**Stated exercise**
Restate every line of the material, word for word.

**Entries shown**
** Start **

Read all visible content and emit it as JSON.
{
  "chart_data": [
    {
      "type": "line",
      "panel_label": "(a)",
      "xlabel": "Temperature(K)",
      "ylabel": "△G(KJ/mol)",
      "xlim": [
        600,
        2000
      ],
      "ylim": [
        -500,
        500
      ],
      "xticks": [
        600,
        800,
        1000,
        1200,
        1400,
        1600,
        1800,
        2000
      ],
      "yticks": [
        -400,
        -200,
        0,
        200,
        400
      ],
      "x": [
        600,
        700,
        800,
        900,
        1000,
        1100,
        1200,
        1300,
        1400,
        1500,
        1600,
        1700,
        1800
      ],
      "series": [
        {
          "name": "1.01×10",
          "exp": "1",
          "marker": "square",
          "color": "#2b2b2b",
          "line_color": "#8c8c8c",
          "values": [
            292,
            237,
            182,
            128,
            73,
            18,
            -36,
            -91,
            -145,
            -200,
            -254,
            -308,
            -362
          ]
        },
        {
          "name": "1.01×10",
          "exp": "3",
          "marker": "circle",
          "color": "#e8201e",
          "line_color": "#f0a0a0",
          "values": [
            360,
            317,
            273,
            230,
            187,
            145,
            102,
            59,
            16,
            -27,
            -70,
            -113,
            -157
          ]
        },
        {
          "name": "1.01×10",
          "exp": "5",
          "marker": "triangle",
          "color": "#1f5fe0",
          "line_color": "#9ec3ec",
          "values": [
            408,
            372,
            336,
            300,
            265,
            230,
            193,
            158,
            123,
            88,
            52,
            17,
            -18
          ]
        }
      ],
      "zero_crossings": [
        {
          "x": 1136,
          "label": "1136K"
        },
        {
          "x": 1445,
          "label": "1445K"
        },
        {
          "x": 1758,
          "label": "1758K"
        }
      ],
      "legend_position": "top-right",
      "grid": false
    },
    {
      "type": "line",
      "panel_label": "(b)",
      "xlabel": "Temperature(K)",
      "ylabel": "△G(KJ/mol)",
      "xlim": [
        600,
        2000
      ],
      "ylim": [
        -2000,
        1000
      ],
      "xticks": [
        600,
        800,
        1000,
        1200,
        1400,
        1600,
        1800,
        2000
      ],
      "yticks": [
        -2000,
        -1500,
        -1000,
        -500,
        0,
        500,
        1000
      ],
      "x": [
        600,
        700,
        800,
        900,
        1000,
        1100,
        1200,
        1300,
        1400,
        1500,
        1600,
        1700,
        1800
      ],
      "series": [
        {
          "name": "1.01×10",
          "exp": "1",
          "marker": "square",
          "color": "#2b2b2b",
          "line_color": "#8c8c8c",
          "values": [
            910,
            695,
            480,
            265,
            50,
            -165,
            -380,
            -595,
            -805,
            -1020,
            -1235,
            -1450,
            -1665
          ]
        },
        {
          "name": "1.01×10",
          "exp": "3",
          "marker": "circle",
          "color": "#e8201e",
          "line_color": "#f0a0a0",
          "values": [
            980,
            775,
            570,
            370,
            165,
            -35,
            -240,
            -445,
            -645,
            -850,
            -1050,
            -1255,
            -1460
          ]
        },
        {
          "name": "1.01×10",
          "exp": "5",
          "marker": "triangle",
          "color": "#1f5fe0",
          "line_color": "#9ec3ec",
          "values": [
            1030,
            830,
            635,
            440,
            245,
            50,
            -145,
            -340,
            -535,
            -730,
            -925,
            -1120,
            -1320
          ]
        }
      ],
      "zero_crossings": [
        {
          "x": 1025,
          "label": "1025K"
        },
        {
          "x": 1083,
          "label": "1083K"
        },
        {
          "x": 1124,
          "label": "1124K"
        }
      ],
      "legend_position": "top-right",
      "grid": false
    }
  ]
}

** End **

**Output**
Read all visible content and emit it as JSON.
{
  "chart_data": [
    {
      "type": "line",
      "panel_label": "(a)",
      "xlabel": "Temperature(K)",
      "ylabel": "△G(KJ/mol)",
      "xlim": [
        600,
        2000
      ],
      "ylim": [
        -500,
        500
      ],
      "xticks": [
        600,
        800,
        1000,
        1200,
        1400,
        1600,
        1800,
        2000
      ],
      "yticks": [
        -400,
        -200,
        0,
        200,
        400
      ],
      "x": [
        600,
        700,
        800,
        900,
        1000,
        1100,
        1200,
        1300,
        1400,
        1500,
        1600,
        1700,
        1800
      ],
      "series": [
        {
          "name": "1.01×10",
          "exp": "1",
          "marker": "square",
          "color": "#2b2b2b",
          "line_color": "#8c8c8c",
          "values": [
            292,
            237,
            182,
            128,
            73,
            18,
            -36,
            -91,
            -145,
            -200,
            -254,
            -308,
            -362
          ]
        },
        {
          "name": "1.01×10",
          "exp": "3",
          "marker": "circle",
          "color": "#e8201e",
          "line_color": "#f0a0a0",
          "values": [
            360,
            317,
            273,
            230,
            187,
            145,
            102,
            59,
            16,
            -27,
            -70,
            -113,
            -157
          ]
        },
        {
          "name": "1.01×10",
          "exp": "5",
          "marker": "triangle",
          "color": "#1f5fe0",
          "line_color": "#9ec3ec",
          "values": [
            408,
            372,
            336,
            300,
            265,
            230,
            193,
            158,
            123,
            88,
            52,
            17,
            -18
          ]
        }
      ],
      "zero_crossings": [
        {
          "x": 1136,
          "label": "1136K"
        },
        {
          "x": 1445,
          "label": "1445K"
        },
        {
          "x": 1758,
          "label": "1758K"
        }
      ],
      "legend_position": "top-right",
      "grid": false
    },
    {
      "type": "line",
      "panel_label": "(b)",
      "xlabel": "Temperature(K)",
      "ylabel": "△G(KJ/mol)",
      "xlim": [
        600,
        2000
      ],
      "ylim": [
        -2000,
        1000
      ],
      "xticks": [
        600,
        800,
        1000,
        1200,
        1400,
        1600,
        1800,
        2000
      ],
      "yticks": [
        -2000,
        -1500,
        -1000,
        -500,
        0,
        500,
        1000
      ],
      "x": [
        600,
        700,
        800,
        900,
        1000,
        1100,
        1200,
        1300,
        1400,
        1500,
        1600,
        1700,
        1800
      ],
      "series": [
        {
          "name": "1.01×10",
          "exp": "1",
          "marker": "square",
          "color": "#2b2b2b",
          "line_color": "#8c8c8c",
          "values": [
            910,
            695,
            480,
            265,
            50,
            -165,
            -380,
            -595,
            -805,
            -1020,
            -1235,
            -1450,
            -1665
          ]
        },
        {
          "name": "1.01×10",
          "exp": "3",
          "marker": "circle",
          "color": "#e8201e",
          "line_color": "#f0a0a0",
          "values": [
            980,
            775,
            570,
            370,
            165,
            -35,
            -240,
            -445,
            -645,
            -850,
            -1050,
            -1255,
            -1460
          ]
        },
        {
          "name": "1.01×10",
          "exp": "5",
          "marker": "triangle",
          "color": "#1f5fe0",
          "line_color": "#9ec3ec",
          "values": [
            1030,
            830,
            635,
            440,
            245,
            50,
            -145,
            -340,
            -535,
            -730,
            -925,
            -1120,
            -1320
          ]
        }
      ],
      "zero_crossings": [
        {
          "x": 1025,
          "label": "1025K"
        },
        {
          "x": 1083,
          "label": "1083K"
        },
        {
          "x": 1124,
          "label": "1124K"
        }
      ],
      "legend_position": "top-right",
      "grid": false
    }
  ]
}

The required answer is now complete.